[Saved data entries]
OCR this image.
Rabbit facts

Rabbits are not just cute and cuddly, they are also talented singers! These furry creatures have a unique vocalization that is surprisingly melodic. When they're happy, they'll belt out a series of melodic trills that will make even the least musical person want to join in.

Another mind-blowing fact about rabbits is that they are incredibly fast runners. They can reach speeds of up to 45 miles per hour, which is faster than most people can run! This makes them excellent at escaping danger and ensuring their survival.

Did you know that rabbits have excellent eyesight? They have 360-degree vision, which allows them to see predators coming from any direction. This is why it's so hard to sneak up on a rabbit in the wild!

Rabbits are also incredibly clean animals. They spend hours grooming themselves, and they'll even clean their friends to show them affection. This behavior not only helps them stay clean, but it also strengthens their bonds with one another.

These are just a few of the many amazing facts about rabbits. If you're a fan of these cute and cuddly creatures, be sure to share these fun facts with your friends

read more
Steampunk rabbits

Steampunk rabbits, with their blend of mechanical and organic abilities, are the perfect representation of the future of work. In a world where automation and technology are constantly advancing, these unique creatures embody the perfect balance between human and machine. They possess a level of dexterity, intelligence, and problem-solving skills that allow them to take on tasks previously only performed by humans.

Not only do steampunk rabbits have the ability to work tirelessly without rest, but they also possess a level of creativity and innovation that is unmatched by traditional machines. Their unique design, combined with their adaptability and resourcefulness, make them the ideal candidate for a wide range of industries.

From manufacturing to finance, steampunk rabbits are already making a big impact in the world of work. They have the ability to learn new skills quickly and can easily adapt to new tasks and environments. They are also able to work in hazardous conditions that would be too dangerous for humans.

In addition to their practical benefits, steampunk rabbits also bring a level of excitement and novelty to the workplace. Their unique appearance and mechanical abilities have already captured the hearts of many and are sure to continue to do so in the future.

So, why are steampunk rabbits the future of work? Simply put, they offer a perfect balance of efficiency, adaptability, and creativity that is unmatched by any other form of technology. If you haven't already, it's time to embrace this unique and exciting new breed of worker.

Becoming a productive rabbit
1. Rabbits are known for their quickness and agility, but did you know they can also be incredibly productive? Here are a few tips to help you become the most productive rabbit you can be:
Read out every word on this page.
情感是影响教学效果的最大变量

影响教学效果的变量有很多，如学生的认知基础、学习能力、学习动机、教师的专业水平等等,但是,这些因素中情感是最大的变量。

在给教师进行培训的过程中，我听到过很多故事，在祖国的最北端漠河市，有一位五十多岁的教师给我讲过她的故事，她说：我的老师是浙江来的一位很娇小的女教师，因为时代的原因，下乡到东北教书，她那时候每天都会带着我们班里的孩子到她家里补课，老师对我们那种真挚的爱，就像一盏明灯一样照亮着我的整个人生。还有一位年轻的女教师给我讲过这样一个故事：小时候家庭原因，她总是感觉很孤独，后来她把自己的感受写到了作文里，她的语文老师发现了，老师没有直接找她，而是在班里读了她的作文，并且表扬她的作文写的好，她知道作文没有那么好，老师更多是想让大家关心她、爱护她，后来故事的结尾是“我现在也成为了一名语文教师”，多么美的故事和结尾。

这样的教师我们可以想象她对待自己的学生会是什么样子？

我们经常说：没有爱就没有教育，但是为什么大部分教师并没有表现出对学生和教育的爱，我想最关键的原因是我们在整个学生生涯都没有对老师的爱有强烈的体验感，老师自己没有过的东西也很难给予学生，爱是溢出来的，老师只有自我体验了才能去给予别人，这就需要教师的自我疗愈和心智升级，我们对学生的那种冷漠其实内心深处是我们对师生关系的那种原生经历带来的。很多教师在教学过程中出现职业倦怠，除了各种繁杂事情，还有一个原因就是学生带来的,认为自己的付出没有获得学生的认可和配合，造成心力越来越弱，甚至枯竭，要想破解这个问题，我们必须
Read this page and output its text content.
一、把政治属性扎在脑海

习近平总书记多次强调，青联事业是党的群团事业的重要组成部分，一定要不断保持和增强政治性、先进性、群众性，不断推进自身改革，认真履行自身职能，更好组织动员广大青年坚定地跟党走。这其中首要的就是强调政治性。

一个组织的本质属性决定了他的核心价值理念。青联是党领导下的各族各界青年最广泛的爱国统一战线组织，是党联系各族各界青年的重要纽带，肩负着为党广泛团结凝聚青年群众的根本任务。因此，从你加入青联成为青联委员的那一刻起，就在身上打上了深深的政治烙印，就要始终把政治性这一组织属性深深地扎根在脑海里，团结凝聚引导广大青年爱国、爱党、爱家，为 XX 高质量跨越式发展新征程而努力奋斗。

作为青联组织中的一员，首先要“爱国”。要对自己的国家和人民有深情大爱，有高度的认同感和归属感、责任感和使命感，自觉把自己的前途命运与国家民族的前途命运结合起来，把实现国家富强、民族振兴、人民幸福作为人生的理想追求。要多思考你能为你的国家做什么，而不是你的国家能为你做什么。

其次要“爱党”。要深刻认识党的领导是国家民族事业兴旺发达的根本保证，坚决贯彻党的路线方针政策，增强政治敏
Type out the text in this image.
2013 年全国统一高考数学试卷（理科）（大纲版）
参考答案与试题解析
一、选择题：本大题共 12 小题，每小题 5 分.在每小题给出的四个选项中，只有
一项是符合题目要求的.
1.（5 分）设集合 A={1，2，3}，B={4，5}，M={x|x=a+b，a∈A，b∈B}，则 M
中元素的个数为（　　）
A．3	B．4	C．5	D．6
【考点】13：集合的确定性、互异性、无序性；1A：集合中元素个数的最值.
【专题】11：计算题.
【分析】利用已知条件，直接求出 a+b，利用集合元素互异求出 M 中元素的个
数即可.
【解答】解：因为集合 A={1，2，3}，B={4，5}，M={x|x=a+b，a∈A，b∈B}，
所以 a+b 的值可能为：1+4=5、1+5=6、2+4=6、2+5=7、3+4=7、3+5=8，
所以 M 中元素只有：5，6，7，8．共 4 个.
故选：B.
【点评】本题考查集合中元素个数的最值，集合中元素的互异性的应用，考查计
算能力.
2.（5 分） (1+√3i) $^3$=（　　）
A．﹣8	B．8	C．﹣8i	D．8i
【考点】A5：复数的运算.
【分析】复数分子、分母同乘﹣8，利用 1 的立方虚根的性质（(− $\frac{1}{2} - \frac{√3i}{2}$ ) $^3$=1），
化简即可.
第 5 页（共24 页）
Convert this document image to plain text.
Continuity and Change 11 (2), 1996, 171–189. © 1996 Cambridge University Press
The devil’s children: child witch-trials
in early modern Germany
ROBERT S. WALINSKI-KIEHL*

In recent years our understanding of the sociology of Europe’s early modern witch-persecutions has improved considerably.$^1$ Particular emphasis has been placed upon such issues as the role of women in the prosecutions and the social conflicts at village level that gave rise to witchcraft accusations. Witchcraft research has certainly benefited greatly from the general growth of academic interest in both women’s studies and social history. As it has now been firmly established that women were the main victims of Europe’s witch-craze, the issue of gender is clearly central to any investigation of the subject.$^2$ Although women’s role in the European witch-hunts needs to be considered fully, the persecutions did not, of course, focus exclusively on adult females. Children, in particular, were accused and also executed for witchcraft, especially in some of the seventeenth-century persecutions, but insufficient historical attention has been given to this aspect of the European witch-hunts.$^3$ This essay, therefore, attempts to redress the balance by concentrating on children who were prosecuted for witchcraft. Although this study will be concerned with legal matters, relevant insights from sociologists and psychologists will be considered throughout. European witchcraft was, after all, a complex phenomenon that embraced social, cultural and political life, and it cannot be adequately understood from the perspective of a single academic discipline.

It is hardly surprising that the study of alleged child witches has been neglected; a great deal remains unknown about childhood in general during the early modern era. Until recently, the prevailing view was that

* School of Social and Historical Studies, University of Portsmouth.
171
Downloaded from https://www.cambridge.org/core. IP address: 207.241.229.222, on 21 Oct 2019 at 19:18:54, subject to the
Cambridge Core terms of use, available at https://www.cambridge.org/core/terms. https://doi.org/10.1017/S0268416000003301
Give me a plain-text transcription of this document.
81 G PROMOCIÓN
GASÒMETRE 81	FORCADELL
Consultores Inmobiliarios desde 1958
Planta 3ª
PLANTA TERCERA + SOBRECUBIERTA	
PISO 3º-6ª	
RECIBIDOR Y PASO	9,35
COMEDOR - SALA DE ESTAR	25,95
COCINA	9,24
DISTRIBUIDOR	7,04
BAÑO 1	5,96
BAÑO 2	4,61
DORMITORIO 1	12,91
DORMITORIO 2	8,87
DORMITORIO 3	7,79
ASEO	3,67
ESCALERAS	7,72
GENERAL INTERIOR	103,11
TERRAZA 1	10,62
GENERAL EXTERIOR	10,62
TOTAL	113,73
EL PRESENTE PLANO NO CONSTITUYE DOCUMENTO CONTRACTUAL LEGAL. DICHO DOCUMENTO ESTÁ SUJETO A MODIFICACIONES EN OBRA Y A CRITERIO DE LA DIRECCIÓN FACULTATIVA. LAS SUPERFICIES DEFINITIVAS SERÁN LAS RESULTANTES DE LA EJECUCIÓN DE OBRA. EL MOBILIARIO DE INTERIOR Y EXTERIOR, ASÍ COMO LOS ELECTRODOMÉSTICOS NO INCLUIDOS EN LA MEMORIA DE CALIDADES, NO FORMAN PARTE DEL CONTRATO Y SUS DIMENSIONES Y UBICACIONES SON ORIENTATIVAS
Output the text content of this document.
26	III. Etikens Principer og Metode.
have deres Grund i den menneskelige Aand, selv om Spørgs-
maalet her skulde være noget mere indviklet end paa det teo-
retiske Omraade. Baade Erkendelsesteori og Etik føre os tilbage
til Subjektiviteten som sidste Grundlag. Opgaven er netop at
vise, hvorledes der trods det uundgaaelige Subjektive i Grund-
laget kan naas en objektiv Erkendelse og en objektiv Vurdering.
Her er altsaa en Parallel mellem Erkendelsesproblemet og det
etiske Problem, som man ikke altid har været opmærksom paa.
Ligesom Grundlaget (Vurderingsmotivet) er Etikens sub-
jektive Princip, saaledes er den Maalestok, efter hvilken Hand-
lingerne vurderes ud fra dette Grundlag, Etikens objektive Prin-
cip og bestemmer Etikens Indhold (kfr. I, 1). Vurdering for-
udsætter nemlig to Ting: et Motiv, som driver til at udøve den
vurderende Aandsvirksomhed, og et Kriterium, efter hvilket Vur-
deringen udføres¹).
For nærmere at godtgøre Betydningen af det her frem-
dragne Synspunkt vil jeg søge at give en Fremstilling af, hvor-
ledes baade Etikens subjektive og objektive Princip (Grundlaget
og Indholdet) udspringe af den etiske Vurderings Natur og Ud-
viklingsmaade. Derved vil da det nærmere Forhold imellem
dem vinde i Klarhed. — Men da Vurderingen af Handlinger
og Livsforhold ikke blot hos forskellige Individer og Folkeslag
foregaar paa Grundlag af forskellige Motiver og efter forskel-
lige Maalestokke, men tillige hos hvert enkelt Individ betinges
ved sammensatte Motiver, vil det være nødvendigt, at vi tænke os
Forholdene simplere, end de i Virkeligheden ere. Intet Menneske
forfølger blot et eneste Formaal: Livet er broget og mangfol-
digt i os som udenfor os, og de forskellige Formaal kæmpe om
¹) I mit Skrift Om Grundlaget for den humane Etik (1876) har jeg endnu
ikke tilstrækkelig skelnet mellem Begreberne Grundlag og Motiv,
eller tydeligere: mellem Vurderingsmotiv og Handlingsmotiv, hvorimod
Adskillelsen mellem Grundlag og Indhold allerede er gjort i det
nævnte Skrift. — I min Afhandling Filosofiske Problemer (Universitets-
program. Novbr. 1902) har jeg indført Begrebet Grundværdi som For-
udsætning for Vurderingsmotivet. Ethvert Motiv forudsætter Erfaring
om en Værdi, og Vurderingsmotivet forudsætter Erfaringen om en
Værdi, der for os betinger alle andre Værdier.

** Exercise aim **
Identify each line holding the string "subject", and copy it out.

** Response to this task **
In recent years our understanding of the sociology of Europe’s early modern witch-persecutions has improved considerably.$^1$ Particular emphasis has been placed upon such issues as the role of women in the prosecutions and the social conflicts at village level that gave rise to witchcraft accusations. Witchcraft research has certainly benefited greatly from the general growth of academic interest in both women’s studies and social history. As it has now been firmly established that women were the main victims of Europe’s witch-craze, the issue of gender is clearly central to any investigation of the subject.$^2$ Although women’s role in the European witch-hunts needs to be considered fully, the persecutions did not, of course, focus exclusively on adult females. Children, in particular, were accused and also executed for witchcraft, especially in some of the seventeenth-century persecutions, but insufficient historical attention has been given to this aspect of the European witch-hunts.$^3$ This essay, therefore, attempts to redress the balance by concentrating on children who were prosecuted for witchcraft. Although this study will be concerned with legal matters, relevant insights from sociologists and psychologists will be considered throughout. European witchcraft was, after all, a complex phenomenon that embraced social, cultural and political life, and it cannot be adequately understood from the perspective of a single academic discipline.
Downloaded from https://www.cambridge.org/core. IP address: 207.241.229.222, on 21 Oct 2019 at 19:18:54, subject to the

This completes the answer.